PROVIDED RECORDS:
──────
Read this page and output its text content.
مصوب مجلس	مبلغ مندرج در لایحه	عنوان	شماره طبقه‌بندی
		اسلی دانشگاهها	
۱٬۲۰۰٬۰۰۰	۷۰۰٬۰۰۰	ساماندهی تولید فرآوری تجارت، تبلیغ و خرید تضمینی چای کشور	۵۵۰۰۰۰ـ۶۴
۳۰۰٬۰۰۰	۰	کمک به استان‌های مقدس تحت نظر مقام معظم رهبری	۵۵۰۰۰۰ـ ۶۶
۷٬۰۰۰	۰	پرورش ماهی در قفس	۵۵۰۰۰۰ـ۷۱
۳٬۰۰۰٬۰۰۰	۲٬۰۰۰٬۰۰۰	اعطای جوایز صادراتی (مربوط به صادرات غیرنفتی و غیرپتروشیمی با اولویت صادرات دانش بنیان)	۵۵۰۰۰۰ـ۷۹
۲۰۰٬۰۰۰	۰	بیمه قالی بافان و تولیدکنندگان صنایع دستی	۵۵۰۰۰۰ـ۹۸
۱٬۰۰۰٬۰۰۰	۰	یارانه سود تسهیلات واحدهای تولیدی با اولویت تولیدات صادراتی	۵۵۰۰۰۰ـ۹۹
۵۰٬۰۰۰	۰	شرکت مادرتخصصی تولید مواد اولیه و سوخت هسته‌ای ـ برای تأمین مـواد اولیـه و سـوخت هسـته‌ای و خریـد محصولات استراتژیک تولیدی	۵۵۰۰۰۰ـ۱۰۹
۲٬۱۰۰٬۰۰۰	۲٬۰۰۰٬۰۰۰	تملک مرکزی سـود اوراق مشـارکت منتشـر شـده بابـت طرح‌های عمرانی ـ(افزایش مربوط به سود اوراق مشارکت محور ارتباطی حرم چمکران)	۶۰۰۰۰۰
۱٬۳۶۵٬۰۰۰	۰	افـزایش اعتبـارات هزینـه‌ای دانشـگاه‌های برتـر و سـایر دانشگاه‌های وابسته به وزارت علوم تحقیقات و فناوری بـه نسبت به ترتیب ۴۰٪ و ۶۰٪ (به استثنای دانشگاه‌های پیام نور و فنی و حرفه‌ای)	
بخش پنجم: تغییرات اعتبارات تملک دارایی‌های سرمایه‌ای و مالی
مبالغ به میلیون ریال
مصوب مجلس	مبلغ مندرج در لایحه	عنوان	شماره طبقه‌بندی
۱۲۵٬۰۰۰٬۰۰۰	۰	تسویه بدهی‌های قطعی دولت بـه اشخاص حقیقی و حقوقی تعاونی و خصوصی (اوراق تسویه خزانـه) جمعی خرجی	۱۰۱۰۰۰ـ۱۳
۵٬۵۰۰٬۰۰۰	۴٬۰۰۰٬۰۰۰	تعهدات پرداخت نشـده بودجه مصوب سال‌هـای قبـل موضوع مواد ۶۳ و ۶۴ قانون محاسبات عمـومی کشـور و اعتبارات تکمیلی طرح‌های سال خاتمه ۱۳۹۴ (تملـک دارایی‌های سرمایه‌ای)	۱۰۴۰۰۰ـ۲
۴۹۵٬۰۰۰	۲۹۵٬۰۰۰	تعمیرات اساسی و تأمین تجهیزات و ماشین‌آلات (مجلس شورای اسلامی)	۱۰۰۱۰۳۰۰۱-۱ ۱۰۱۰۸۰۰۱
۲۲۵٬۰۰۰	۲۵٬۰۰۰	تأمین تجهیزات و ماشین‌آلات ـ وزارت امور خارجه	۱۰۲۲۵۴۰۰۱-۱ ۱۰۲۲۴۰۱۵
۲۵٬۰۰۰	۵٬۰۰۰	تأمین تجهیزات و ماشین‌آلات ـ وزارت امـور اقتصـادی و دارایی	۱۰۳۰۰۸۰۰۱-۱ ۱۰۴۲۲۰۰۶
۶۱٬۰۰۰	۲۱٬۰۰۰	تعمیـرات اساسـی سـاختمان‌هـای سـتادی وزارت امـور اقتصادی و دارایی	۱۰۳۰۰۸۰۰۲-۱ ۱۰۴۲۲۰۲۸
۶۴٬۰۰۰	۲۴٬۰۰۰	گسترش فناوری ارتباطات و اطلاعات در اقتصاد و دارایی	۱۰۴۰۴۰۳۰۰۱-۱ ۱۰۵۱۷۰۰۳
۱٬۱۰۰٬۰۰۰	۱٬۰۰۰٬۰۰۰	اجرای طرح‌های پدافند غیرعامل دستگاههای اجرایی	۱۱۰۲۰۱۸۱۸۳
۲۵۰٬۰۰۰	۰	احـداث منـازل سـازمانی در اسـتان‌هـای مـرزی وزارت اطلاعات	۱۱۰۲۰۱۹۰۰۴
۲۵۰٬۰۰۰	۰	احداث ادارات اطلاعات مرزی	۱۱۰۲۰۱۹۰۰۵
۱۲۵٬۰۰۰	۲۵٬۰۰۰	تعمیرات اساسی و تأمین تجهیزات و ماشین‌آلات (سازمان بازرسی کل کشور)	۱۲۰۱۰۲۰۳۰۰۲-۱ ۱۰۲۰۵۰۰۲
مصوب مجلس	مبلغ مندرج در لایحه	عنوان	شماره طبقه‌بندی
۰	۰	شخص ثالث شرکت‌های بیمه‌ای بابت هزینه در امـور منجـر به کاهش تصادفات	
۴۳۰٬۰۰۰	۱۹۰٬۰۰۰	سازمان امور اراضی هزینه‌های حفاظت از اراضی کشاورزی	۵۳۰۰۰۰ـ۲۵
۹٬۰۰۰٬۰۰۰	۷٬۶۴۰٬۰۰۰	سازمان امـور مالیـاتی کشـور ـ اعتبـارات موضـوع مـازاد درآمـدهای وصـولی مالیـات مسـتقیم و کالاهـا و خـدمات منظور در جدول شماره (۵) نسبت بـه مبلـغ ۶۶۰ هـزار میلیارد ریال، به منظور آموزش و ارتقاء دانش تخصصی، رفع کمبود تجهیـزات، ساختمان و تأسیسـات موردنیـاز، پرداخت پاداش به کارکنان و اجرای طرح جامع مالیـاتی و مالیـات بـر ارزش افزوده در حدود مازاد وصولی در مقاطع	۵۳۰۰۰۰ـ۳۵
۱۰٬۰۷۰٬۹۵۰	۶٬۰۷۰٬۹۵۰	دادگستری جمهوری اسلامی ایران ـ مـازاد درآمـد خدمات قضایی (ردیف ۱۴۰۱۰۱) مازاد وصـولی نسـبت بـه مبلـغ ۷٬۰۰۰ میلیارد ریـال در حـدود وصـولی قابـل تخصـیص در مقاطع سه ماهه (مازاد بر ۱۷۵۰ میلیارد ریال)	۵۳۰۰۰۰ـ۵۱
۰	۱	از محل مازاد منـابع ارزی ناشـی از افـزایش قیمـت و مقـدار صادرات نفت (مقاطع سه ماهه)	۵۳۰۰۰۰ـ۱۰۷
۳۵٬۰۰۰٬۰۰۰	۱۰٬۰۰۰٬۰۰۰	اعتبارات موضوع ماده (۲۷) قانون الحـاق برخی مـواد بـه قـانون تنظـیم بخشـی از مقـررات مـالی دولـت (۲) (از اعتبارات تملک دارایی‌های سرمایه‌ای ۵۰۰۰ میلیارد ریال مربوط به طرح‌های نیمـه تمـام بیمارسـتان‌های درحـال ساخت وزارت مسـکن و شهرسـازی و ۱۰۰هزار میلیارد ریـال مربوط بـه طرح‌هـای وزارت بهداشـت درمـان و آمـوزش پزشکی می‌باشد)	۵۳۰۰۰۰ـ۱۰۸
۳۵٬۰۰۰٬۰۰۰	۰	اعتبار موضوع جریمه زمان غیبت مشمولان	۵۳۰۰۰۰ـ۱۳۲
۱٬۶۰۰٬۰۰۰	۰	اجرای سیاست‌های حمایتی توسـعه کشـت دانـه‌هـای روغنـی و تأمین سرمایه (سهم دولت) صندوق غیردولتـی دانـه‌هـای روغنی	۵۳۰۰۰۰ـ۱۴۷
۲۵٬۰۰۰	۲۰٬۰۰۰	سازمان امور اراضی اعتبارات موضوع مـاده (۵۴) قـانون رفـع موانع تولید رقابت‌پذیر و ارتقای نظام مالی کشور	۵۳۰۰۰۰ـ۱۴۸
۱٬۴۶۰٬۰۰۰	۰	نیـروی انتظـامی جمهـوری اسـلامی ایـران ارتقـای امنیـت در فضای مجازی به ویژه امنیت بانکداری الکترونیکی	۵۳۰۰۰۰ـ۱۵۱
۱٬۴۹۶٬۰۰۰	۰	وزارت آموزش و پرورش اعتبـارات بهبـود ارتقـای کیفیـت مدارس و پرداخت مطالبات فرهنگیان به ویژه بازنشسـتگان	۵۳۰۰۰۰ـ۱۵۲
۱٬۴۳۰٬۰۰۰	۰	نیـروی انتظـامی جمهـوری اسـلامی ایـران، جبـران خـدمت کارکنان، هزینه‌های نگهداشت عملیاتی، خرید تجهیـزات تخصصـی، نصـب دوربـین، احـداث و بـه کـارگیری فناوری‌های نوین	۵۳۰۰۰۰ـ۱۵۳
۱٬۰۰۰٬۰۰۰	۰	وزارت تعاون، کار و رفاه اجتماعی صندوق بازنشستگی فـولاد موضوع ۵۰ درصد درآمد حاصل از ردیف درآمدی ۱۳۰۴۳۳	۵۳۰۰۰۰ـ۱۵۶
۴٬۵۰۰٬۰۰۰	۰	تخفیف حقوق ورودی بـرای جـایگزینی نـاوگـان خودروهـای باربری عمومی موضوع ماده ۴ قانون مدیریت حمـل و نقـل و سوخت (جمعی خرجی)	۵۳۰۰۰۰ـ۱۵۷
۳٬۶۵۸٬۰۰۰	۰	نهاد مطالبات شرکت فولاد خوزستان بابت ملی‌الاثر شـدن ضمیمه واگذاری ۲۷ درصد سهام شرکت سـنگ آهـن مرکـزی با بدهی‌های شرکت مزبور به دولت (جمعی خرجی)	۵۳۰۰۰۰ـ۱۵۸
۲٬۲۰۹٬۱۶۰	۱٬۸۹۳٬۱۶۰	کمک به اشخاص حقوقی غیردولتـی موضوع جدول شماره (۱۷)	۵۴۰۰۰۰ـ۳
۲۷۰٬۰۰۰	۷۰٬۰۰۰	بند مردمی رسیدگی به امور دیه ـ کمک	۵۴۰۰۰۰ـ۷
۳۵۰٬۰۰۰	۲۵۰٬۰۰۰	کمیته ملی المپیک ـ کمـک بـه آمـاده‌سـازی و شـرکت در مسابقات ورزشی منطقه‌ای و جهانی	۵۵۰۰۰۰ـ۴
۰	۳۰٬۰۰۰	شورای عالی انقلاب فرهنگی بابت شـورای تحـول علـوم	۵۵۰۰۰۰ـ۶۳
──────
WHAT THIS TASK INVOLVES:
Give the number of lines in the entries that include the string "ایـران", and nothing more.

EXERCISE SOLUTION:
2